Where a line contains the word "RLFT", copy that line.

----- RECORDS SUPPLIED -----

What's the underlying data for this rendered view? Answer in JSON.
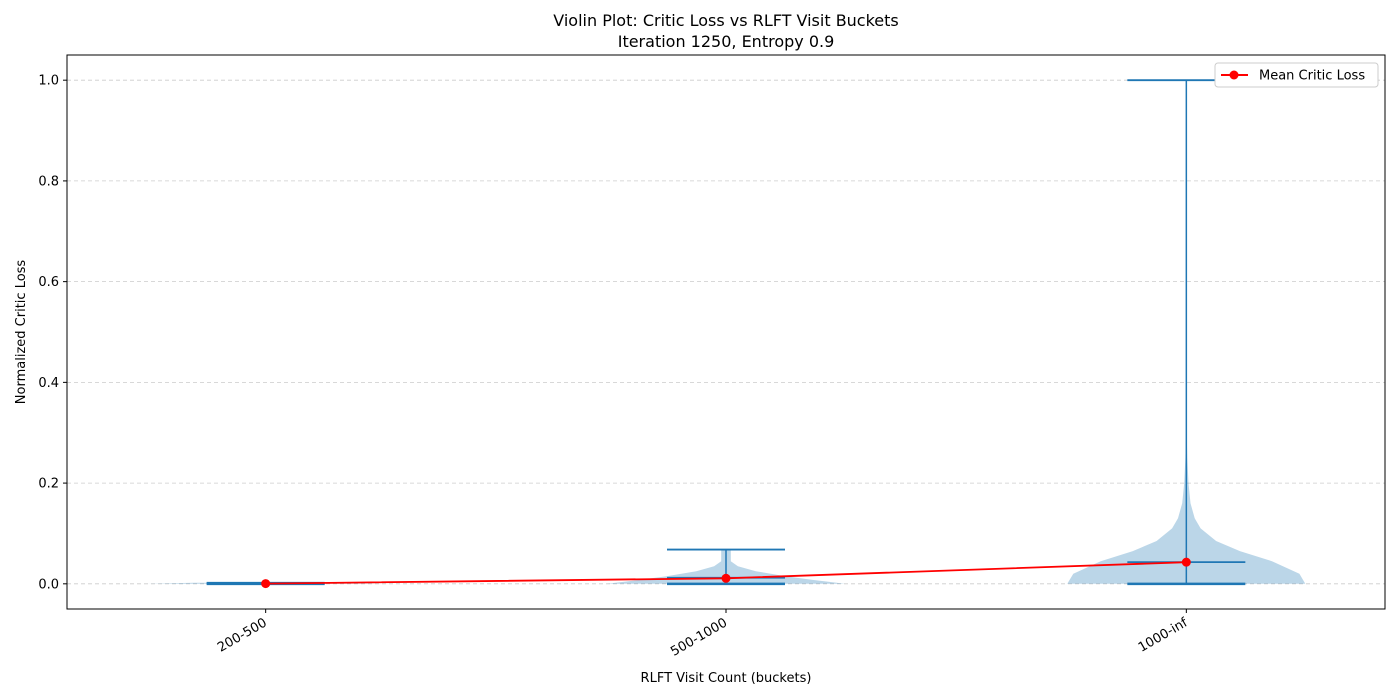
{
  "chart_data": {
    "type": "violin",
    "title": "Violin Plot: Critic Loss vs RLFT Visit Buckets",
    "subtitle": "Iteration 1250, Entropy 0.9",
    "xlabel": "RLFT Visit Count (buckets)",
    "ylabel": "Normalized Critic Loss",
    "ylim": [
      -0.05,
      1.05
    ],
    "yticks": [
      "0.0",
      "0.2",
      "0.4",
      "0.6",
      "0.8",
      "1.0"
    ],
    "grid": "y-dashed",
    "categories": [
      "200-500",
      "500-1000",
      "1000-inf"
    ],
    "violins": [
      {
        "category": "200-500",
        "min": 0.0,
        "max": 0.002,
        "median": 0.0005,
        "mean": 0.0005,
        "density": [
          [
            0.0,
            1.0
          ],
          [
            0.002,
            0.6
          ]
        ]
      },
      {
        "category": "500-1000",
        "min": 0.0,
        "max": 0.068,
        "median": 0.012,
        "mean": 0.011,
        "density": [
          [
            0.0,
            1.0
          ],
          [
            0.008,
            0.72
          ],
          [
            0.015,
            0.5
          ],
          [
            0.025,
            0.25
          ],
          [
            0.035,
            0.1
          ],
          [
            0.045,
            0.04
          ],
          [
            0.055,
            0.04
          ],
          [
            0.068,
            0.04
          ]
        ]
      },
      {
        "category": "1000-inf",
        "min": 0.0,
        "max": 1.0,
        "median": 0.043,
        "mean": 0.043,
        "density": [
          [
            0.0,
            1.0
          ],
          [
            0.02,
            0.95
          ],
          [
            0.045,
            0.72
          ],
          [
            0.065,
            0.45
          ],
          [
            0.085,
            0.25
          ],
          [
            0.11,
            0.12
          ],
          [
            0.13,
            0.07
          ],
          [
            0.16,
            0.035
          ],
          [
            0.2,
            0.018
          ],
          [
            0.25,
            0.008
          ],
          [
            0.3,
            0.003
          ],
          [
            0.4,
            0.0
          ]
        ]
      }
    ],
    "series": [
      {
        "name": "Mean Critic Loss",
        "color": "#ff0000",
        "values": [
          0.0005,
          0.011,
          0.043
        ]
      }
    ],
    "legend_position": "top-right",
    "colors": {
      "violin_fill": "#1f77b4",
      "violin_alpha": 0.3,
      "whisker": "#1f77b4",
      "mean_line": "#ff0000",
      "grid": "#cccccc"
    }
  }
}
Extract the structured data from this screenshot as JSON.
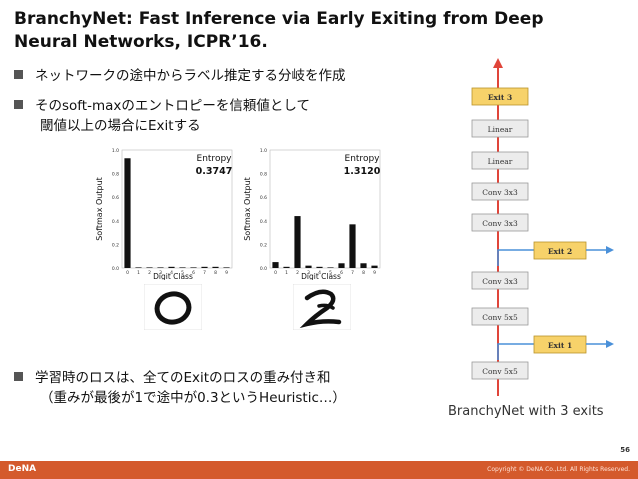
{
  "slide": {
    "title_line1": "BranchyNet: Fast Inference via Early Exiting from Deep",
    "title_line2": "Neural Networks, ICPR’16.",
    "bullets": [
      {
        "line1": "ネットワークの途中からラベル推定する分岐を作成"
      },
      {
        "line1": "そのsoft-maxのエントロピーを信頼値として",
        "line2": "閾値以上の場合にExitする"
      },
      {
        "line1": "学習時のロスは、全てのExitのロスの重み付き和",
        "line2": "（重みが最後が1で途中が0.3というHeuristic…）"
      }
    ],
    "page_number": "56",
    "footer_logo": "DeNA",
    "footer_copyright": "Copyright © DeNA Co.,Ltd. All Rights Reserved."
  },
  "diagram": {
    "caption": "BranchyNet with 3 exits",
    "layers": [
      "Exit 3",
      "Linear",
      "Linear",
      "Conv 3x3",
      "Conv 3x3",
      "Conv 3x3",
      "Conv 5x5",
      "Conv 5x5"
    ],
    "exits": [
      "Exit 2",
      "Exit 1"
    ],
    "colors": {
      "exit_fill": "#f7d26a",
      "exit_border": "#b9932b",
      "layer_fill": "#ececec",
      "layer_border": "#9a9a9a",
      "trunk": "#e0453a",
      "branch": "#4a90d9"
    }
  },
  "chart_data": [
    {
      "type": "bar",
      "annotation_label": "Entropy",
      "annotation_value": "0.3747",
      "xlabel": "Digit Class",
      "ylabel": "Softmax Output",
      "categories": [
        "0",
        "1",
        "2",
        "3",
        "4",
        "5",
        "6",
        "7",
        "8",
        "9"
      ],
      "values": [
        0.93,
        0.0,
        0.0,
        0.0,
        0.01,
        0.0,
        0.0,
        0.01,
        0.01,
        0.0
      ],
      "ylim": [
        0,
        1.0
      ],
      "yticks": [
        "0.0",
        "0.2",
        "0.4",
        "0.6",
        "0.8",
        "1.0"
      ]
    },
    {
      "type": "bar",
      "annotation_label": "Entropy",
      "annotation_value": "1.3120",
      "xlabel": "Digit Class",
      "ylabel": "Softmax Output",
      "categories": [
        "0",
        "1",
        "2",
        "3",
        "4",
        "5",
        "6",
        "7",
        "8",
        "9"
      ],
      "values": [
        0.05,
        0.01,
        0.44,
        0.02,
        0.01,
        0.0,
        0.04,
        0.37,
        0.04,
        0.02
      ],
      "ylim": [
        0,
        1.0
      ],
      "yticks": [
        "0.0",
        "0.2",
        "0.4",
        "0.6",
        "0.8",
        "1.0"
      ]
    }
  ]
}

-----

§ TASK RESPONSE:
    "title": "Violin Plot: Critic Loss vs RLFT Visit Buckets",
    "xlabel": "RLFT Visit Count (buckets)",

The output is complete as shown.